■ EXERCISE
Find each line with the string "text" and copy it.

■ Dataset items
··········

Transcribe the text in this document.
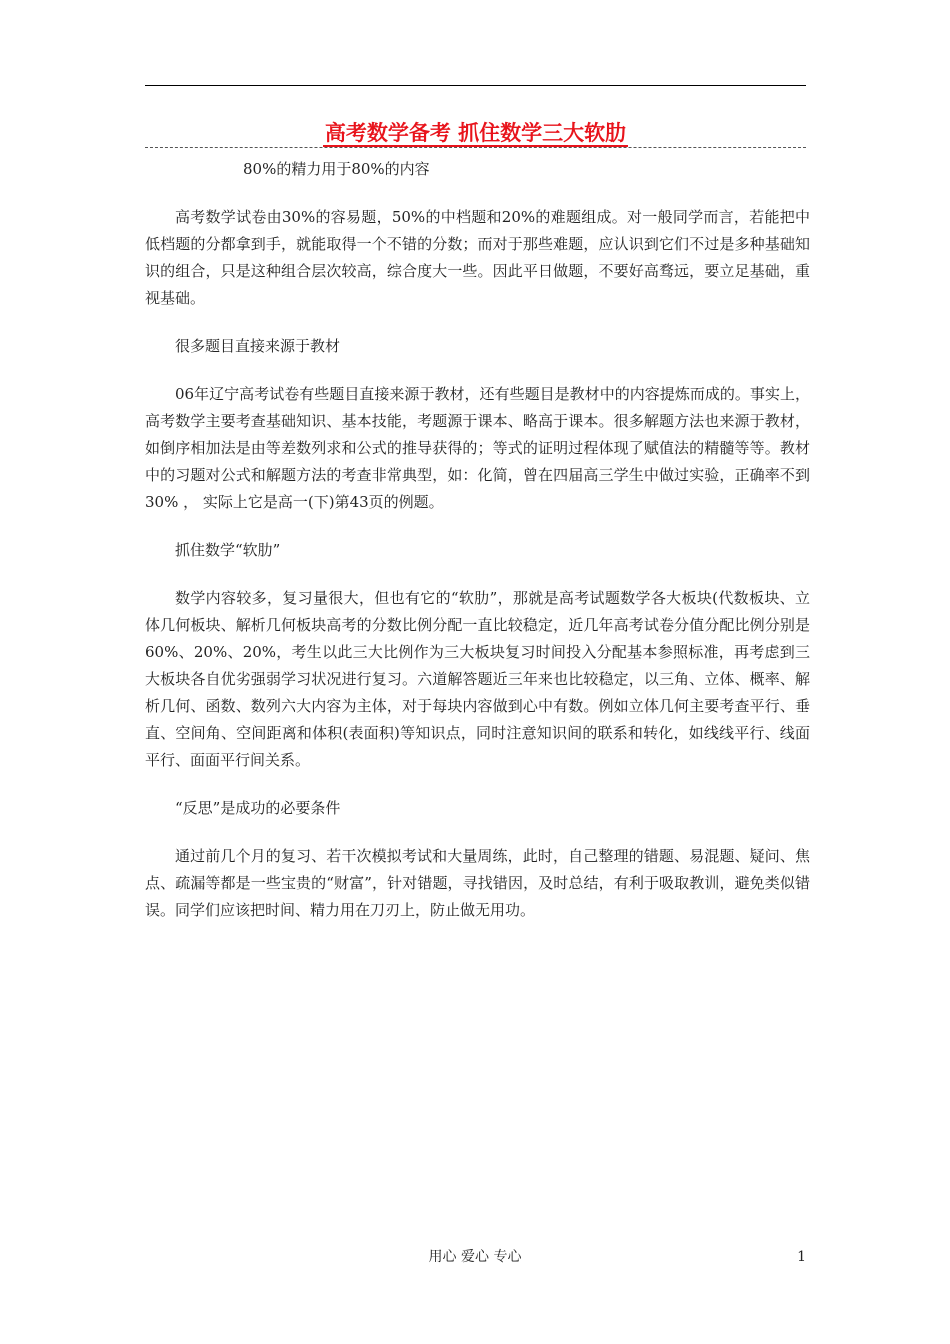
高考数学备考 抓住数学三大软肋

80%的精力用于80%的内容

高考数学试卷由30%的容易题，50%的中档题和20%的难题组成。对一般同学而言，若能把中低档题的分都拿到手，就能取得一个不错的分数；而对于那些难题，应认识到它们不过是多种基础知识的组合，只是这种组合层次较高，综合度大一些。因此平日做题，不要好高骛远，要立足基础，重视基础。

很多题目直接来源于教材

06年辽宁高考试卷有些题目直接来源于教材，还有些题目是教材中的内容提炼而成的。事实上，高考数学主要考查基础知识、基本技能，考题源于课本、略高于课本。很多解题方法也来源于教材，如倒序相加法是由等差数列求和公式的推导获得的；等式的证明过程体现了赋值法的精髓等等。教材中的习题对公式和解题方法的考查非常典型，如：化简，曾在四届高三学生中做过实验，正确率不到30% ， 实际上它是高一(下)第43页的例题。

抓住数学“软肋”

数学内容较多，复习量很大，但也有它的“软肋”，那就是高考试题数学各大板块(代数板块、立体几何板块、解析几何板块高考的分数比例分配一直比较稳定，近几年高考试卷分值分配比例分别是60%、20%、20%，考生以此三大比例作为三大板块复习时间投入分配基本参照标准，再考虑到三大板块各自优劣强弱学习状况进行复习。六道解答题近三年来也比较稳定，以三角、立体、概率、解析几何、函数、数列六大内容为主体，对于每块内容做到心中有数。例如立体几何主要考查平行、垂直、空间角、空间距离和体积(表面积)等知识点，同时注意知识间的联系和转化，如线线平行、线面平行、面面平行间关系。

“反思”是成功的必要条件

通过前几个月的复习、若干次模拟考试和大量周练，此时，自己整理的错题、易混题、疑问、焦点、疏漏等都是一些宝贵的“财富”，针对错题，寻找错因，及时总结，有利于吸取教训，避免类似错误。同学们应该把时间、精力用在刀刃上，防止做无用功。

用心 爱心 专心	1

··········

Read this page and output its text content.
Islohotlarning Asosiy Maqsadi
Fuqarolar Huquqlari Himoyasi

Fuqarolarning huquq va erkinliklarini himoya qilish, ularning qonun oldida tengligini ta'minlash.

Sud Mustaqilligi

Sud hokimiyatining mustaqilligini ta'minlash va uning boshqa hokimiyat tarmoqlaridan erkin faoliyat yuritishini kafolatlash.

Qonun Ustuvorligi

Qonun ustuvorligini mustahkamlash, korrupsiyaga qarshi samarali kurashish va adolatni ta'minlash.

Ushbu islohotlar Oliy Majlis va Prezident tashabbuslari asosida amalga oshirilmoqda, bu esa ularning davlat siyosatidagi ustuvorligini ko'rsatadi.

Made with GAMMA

··········

■ WORKED ANSWER
Transcribe the text in this document.
Read this page and output its text content.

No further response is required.